▶ _Short task_
Select the lines below containing the word "Прибыль".

* * *

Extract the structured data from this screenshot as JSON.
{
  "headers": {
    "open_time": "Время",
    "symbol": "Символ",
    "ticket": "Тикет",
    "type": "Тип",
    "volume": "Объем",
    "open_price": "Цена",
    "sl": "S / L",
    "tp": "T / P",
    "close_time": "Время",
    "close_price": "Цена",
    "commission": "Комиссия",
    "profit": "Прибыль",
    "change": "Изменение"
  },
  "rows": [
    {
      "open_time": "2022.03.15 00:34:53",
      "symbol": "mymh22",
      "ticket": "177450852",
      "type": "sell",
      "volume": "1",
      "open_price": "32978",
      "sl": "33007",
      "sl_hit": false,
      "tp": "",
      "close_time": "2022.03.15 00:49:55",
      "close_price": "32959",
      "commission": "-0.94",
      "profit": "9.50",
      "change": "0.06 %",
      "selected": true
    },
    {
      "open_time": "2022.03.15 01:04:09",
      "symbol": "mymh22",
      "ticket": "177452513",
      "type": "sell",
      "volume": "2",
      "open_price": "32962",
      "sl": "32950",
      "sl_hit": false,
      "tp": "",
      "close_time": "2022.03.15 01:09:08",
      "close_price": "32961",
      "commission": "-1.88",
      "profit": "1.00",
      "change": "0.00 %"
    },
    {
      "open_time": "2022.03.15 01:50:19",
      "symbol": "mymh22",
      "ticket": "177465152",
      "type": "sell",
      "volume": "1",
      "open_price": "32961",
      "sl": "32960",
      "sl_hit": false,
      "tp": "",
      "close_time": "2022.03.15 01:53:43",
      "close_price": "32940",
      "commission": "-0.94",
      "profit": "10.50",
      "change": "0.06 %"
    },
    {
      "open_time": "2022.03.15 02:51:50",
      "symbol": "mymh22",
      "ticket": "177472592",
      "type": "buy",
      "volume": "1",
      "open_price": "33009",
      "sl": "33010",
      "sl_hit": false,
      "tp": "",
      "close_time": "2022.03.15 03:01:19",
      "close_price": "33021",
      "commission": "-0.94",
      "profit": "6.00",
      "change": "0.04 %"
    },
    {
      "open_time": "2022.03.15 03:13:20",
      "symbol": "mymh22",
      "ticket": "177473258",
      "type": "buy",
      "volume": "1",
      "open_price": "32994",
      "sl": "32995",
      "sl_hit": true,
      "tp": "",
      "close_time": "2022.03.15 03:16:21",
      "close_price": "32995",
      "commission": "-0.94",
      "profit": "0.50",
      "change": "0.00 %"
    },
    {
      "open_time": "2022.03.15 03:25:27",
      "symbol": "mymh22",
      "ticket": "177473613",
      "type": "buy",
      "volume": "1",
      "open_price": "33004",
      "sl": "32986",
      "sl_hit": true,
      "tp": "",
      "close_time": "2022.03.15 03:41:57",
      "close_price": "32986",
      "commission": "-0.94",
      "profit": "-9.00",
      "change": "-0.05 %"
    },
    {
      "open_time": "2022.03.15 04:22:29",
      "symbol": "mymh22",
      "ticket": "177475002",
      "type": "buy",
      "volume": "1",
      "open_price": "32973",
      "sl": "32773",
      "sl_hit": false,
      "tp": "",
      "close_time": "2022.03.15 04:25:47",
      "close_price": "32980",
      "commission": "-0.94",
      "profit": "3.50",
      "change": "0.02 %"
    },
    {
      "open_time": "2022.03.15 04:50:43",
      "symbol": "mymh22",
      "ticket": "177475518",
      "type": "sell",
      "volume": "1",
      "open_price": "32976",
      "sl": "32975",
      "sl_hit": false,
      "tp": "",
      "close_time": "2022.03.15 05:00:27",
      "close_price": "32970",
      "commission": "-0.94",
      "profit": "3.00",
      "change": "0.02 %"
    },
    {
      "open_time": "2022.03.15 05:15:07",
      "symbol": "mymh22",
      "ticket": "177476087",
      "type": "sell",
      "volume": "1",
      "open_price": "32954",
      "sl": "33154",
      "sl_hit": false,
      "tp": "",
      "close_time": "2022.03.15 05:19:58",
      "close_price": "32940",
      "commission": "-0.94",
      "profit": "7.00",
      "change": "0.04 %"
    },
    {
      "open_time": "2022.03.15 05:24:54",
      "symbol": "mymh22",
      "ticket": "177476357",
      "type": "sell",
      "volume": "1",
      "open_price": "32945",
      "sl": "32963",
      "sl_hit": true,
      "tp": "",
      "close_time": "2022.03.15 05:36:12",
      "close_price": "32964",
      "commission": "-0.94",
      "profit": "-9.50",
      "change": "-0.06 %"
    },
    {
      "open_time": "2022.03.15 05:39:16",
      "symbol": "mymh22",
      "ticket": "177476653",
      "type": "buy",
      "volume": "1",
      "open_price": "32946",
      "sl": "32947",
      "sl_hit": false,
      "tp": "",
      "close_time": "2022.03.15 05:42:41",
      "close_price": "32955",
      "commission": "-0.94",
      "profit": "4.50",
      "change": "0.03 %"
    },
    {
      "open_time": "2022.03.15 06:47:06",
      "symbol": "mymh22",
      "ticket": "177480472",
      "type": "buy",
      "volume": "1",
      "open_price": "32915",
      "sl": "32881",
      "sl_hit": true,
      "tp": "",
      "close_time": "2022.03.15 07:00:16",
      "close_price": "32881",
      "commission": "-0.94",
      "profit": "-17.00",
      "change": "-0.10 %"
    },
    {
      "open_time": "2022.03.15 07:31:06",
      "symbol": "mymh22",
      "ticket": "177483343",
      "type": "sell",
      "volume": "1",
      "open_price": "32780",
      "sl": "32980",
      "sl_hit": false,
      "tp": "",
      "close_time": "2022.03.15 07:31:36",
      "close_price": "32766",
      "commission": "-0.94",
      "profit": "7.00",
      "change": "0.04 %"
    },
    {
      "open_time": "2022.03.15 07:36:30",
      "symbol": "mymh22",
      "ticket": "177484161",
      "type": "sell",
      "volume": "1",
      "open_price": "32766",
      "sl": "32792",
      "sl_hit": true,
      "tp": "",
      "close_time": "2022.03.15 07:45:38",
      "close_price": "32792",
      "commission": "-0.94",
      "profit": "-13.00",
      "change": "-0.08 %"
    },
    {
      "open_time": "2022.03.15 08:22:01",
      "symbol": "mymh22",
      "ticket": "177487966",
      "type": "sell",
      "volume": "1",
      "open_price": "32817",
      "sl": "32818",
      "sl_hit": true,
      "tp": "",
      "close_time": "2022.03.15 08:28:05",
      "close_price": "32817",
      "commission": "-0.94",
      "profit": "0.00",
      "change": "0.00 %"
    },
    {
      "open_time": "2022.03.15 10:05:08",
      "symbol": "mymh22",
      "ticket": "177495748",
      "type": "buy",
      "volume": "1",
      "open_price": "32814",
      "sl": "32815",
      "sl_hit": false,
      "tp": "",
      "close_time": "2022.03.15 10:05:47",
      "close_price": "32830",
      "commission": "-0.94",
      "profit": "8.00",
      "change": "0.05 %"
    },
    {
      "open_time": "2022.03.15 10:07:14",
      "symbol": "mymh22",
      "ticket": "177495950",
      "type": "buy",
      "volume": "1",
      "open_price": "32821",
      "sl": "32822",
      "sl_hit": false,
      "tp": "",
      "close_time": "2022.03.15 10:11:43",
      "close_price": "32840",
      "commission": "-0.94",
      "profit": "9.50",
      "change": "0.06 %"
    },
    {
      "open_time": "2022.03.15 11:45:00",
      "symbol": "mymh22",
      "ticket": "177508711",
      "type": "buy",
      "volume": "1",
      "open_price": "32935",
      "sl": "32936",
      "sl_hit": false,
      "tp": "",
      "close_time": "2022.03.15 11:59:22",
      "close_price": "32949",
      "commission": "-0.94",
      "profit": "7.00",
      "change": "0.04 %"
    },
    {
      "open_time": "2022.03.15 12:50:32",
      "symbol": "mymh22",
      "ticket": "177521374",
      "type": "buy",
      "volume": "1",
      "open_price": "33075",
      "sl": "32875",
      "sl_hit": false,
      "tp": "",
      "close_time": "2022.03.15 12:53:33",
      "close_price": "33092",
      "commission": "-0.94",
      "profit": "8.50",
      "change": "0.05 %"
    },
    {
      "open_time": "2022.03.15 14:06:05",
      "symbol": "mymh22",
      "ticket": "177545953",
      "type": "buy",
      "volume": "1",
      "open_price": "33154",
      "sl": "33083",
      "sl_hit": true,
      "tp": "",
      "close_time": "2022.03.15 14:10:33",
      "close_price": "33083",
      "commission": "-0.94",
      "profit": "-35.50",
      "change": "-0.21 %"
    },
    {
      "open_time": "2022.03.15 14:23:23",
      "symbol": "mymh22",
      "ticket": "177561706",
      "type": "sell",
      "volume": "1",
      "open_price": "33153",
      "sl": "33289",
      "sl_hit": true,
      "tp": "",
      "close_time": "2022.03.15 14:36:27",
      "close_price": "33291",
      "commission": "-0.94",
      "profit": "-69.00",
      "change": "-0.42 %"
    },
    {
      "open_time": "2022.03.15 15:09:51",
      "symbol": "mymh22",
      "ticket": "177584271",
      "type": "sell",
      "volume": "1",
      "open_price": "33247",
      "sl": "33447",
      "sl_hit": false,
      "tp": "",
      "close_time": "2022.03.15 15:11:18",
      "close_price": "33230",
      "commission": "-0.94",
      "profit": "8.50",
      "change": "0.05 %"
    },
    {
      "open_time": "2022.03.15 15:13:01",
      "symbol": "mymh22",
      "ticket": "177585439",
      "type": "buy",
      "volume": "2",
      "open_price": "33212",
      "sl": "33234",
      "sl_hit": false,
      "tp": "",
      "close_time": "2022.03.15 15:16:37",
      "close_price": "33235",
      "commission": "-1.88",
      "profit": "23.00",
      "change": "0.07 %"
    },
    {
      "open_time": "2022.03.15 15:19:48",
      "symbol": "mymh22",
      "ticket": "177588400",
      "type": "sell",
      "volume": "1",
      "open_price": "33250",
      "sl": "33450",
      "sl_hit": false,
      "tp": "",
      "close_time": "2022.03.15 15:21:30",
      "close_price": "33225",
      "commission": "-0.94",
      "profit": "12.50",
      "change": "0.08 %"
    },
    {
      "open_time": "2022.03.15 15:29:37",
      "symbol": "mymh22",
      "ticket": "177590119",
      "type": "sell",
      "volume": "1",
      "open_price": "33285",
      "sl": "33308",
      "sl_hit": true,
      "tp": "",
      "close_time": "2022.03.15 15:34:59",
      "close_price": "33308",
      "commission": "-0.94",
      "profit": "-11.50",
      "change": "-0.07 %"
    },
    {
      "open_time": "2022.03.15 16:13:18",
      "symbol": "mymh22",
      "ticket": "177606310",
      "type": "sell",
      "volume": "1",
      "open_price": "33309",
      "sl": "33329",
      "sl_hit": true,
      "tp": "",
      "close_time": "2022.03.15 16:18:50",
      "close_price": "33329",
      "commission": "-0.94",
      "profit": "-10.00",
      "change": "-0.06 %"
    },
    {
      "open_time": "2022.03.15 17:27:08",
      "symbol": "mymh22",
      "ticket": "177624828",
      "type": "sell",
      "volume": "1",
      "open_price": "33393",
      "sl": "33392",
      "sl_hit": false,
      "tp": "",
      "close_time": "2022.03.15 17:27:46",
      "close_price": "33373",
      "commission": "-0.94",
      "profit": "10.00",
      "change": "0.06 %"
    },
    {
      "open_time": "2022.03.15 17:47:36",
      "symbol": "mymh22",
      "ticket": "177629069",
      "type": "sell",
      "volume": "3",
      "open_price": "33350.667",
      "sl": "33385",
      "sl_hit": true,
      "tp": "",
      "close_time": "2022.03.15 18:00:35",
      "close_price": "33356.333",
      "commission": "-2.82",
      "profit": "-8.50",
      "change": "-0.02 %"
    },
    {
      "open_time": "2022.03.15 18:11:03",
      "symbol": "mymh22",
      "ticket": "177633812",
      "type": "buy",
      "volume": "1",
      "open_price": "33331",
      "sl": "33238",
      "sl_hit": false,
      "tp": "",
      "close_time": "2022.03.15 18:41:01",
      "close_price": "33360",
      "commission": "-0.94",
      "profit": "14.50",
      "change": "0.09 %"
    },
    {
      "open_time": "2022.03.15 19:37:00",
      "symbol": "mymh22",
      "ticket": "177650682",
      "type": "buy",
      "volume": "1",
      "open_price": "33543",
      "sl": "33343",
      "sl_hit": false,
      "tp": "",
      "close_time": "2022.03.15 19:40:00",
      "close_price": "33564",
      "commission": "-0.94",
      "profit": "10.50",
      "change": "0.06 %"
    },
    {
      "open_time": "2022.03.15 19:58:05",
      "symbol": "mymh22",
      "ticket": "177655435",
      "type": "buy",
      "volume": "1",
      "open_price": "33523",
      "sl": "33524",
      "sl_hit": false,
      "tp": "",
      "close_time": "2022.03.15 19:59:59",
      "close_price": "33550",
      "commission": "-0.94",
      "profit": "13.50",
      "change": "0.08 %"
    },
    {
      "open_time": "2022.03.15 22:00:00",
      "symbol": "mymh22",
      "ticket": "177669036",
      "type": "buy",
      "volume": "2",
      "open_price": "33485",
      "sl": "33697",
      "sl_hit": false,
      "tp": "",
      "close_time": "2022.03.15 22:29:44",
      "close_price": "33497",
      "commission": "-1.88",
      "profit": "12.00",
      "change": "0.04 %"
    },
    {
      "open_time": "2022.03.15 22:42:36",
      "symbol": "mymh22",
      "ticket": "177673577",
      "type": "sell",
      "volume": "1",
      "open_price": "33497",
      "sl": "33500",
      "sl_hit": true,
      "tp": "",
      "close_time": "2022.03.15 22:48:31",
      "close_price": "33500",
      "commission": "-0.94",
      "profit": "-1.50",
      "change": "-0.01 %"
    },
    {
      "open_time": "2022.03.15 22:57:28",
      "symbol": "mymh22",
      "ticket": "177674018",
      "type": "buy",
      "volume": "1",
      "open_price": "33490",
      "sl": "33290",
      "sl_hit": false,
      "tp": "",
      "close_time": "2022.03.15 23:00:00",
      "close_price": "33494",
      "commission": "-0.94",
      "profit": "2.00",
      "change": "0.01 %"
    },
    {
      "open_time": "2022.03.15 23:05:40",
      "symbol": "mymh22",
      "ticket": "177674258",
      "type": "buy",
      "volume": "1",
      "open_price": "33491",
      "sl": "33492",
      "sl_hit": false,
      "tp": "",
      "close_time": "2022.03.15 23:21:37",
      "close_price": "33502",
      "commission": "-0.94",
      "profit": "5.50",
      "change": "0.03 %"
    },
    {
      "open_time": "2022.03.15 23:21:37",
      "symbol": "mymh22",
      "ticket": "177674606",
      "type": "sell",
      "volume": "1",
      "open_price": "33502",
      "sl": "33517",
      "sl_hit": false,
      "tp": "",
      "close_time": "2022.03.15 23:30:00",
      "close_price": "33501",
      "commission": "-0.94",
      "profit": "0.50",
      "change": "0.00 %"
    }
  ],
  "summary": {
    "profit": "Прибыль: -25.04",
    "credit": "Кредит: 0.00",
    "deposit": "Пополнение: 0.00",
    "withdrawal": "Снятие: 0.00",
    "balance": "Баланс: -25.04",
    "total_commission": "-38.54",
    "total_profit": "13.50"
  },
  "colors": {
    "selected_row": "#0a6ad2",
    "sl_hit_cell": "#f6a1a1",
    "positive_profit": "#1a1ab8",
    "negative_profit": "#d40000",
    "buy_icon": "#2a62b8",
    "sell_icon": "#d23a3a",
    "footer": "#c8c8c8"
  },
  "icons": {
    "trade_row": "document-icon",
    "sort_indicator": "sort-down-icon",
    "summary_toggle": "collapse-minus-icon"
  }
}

* * *

▶ _Answer for the task_
    "profit": "Прибыль",
    "profit": "Прибыль: -25.04",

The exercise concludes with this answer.